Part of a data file
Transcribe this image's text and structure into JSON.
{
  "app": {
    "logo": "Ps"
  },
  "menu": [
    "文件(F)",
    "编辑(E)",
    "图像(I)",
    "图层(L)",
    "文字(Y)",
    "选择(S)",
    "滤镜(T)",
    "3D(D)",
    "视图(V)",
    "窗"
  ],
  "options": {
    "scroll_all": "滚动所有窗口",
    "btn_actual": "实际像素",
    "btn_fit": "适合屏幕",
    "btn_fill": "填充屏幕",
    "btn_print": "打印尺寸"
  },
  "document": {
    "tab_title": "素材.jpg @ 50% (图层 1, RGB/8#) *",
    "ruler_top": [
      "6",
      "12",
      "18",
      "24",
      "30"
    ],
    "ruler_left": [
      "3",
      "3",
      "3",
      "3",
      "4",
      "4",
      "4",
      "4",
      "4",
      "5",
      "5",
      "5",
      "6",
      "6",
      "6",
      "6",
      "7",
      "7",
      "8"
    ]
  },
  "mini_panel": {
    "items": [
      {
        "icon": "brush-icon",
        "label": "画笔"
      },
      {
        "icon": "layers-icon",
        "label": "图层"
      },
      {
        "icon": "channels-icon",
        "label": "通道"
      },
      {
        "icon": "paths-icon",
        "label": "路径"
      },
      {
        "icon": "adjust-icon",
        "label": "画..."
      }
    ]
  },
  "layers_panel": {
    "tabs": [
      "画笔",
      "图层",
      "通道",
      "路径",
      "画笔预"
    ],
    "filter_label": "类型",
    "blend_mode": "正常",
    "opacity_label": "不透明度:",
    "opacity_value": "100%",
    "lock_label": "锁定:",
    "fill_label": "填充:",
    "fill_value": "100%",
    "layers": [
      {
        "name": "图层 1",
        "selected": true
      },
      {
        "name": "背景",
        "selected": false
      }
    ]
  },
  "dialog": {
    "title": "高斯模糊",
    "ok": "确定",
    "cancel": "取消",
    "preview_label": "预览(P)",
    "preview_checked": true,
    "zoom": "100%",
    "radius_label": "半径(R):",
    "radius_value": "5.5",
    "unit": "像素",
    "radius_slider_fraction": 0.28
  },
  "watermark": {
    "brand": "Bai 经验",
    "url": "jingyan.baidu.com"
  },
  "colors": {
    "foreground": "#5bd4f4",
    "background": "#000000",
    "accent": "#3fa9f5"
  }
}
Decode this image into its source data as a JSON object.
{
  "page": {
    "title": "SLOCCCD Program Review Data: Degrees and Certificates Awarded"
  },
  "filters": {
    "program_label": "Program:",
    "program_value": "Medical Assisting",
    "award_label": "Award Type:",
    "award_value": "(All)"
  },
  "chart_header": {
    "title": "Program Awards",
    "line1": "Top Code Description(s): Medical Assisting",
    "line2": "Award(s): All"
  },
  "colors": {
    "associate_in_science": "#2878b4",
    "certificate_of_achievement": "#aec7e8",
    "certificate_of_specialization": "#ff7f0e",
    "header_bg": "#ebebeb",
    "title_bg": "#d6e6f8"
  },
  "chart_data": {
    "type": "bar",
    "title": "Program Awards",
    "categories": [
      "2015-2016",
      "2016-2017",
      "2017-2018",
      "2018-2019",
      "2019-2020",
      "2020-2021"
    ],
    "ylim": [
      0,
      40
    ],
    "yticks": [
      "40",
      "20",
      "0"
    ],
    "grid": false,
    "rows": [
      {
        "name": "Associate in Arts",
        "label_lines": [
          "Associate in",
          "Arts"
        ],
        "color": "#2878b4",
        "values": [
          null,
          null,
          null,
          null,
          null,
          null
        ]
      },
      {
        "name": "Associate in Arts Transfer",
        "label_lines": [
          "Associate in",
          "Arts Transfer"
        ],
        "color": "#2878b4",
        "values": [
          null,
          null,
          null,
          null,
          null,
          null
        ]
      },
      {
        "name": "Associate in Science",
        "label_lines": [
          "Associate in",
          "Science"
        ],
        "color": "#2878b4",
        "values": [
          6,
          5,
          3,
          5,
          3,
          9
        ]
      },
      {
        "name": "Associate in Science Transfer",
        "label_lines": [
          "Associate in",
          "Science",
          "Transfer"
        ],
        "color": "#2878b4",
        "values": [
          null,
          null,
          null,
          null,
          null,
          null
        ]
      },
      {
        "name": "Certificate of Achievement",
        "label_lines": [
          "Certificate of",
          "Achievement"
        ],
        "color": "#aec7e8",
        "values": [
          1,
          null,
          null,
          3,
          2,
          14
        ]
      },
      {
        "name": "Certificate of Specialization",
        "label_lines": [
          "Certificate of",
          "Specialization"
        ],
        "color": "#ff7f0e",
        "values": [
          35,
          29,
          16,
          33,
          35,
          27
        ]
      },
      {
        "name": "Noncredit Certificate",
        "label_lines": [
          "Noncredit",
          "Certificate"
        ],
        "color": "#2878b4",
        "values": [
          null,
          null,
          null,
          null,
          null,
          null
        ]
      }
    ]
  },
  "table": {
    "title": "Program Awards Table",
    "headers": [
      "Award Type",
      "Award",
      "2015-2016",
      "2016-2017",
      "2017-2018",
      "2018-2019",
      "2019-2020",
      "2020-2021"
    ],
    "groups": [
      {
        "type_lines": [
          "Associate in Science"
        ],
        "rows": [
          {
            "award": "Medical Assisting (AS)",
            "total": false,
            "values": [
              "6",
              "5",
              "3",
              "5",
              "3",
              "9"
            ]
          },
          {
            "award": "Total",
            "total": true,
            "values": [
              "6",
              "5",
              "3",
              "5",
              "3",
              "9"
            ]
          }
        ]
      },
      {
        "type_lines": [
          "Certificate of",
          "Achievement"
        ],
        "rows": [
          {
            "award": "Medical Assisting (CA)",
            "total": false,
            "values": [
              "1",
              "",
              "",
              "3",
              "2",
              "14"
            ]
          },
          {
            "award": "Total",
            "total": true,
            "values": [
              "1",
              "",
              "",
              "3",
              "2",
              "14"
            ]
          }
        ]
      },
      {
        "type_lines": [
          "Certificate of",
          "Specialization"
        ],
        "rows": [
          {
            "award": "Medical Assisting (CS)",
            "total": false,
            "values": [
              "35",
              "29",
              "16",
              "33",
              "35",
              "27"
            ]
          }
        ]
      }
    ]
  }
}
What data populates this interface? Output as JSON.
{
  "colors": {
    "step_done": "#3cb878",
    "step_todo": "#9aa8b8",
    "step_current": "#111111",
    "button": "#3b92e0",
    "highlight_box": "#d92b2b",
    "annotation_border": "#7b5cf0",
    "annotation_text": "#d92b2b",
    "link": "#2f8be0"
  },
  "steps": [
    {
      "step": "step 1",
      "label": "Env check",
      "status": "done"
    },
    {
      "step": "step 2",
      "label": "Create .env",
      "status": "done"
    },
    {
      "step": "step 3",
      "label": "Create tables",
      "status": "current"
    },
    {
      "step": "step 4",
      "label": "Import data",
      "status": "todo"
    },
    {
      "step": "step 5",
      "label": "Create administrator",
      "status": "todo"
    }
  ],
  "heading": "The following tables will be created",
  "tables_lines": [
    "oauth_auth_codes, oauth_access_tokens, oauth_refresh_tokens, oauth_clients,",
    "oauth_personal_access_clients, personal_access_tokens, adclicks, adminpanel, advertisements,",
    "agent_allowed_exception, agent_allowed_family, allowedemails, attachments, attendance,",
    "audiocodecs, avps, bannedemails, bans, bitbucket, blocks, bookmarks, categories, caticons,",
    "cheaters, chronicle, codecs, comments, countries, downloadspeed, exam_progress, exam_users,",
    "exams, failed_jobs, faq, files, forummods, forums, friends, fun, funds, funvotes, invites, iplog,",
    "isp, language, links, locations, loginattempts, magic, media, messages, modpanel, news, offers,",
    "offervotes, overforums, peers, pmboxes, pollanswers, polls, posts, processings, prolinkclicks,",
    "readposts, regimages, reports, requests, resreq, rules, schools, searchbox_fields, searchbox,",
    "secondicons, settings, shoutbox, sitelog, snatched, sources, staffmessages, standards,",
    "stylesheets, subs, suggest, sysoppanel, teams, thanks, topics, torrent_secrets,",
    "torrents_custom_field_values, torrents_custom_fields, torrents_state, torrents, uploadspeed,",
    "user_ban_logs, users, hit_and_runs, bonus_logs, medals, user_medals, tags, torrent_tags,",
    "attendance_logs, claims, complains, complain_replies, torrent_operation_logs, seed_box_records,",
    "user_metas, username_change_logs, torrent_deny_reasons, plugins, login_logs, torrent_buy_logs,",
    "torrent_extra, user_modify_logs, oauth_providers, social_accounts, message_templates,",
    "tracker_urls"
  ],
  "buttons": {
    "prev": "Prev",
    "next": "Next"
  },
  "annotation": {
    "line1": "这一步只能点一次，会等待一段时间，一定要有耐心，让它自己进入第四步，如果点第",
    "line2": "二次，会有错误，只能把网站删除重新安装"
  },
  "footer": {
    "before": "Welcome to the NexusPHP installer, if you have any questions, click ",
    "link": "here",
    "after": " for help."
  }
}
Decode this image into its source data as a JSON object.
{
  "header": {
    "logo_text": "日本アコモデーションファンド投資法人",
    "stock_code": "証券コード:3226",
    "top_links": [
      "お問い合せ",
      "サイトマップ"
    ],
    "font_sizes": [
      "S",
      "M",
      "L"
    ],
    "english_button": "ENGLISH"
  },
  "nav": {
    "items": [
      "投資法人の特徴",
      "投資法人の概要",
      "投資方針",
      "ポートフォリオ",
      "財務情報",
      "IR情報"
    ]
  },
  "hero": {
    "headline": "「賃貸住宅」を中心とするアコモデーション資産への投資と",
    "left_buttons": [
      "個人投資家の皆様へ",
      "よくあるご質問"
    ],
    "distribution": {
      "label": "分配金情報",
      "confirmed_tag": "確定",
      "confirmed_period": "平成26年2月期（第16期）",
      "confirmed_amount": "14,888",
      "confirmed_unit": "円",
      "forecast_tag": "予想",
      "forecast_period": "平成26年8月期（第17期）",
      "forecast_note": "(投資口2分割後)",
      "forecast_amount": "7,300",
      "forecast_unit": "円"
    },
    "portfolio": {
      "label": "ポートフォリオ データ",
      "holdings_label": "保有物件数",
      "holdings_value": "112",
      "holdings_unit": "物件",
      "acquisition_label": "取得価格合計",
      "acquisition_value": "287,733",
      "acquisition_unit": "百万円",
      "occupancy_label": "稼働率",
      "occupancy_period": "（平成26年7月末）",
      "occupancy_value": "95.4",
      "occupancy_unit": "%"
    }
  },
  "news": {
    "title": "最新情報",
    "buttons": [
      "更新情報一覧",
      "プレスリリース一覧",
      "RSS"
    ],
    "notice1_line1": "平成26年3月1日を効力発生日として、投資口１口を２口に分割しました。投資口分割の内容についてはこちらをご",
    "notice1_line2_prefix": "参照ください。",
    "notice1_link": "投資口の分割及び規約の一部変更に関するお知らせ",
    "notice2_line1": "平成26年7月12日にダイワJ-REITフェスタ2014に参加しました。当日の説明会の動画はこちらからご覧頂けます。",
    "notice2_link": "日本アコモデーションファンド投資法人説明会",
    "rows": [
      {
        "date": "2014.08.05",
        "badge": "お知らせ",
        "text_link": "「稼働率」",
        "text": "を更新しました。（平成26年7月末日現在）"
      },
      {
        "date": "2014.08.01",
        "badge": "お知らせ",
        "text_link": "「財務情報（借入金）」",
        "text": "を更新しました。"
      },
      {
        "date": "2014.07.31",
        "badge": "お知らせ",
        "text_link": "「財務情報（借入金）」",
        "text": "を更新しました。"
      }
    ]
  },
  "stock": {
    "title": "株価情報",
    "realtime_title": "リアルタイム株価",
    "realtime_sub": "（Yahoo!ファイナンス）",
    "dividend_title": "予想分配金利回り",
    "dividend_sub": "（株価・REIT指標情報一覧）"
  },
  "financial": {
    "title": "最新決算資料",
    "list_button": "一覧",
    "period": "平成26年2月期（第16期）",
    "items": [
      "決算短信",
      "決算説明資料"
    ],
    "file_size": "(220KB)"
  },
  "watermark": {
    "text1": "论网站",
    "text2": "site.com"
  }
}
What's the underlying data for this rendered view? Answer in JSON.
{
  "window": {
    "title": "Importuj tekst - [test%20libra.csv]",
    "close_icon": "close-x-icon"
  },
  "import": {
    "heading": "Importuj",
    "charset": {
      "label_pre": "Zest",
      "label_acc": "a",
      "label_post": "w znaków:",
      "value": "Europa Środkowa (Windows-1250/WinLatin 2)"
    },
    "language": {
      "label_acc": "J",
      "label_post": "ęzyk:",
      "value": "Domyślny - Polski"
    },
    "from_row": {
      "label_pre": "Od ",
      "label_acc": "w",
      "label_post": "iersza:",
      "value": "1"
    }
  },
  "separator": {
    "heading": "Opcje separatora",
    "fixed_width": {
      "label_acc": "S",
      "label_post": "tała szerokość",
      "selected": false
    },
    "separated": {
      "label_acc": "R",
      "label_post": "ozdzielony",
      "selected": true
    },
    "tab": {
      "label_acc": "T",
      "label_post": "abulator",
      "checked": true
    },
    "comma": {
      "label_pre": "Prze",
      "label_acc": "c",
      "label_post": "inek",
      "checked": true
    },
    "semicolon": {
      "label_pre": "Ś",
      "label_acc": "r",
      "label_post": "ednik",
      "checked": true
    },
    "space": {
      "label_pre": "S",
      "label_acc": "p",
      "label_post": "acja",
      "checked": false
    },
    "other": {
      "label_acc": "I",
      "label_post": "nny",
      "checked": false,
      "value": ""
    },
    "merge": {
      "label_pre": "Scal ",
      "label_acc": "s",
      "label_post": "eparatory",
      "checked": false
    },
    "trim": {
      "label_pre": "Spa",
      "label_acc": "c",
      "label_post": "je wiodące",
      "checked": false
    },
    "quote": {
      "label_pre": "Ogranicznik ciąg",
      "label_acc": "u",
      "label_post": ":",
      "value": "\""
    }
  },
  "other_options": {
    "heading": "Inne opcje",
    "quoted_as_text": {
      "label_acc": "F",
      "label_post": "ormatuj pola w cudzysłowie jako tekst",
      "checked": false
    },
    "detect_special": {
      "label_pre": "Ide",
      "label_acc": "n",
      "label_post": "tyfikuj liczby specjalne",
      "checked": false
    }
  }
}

▶ _Task to carry out_
Find how many lines include the string "What" and report that number alone.

▶ _Reply_
2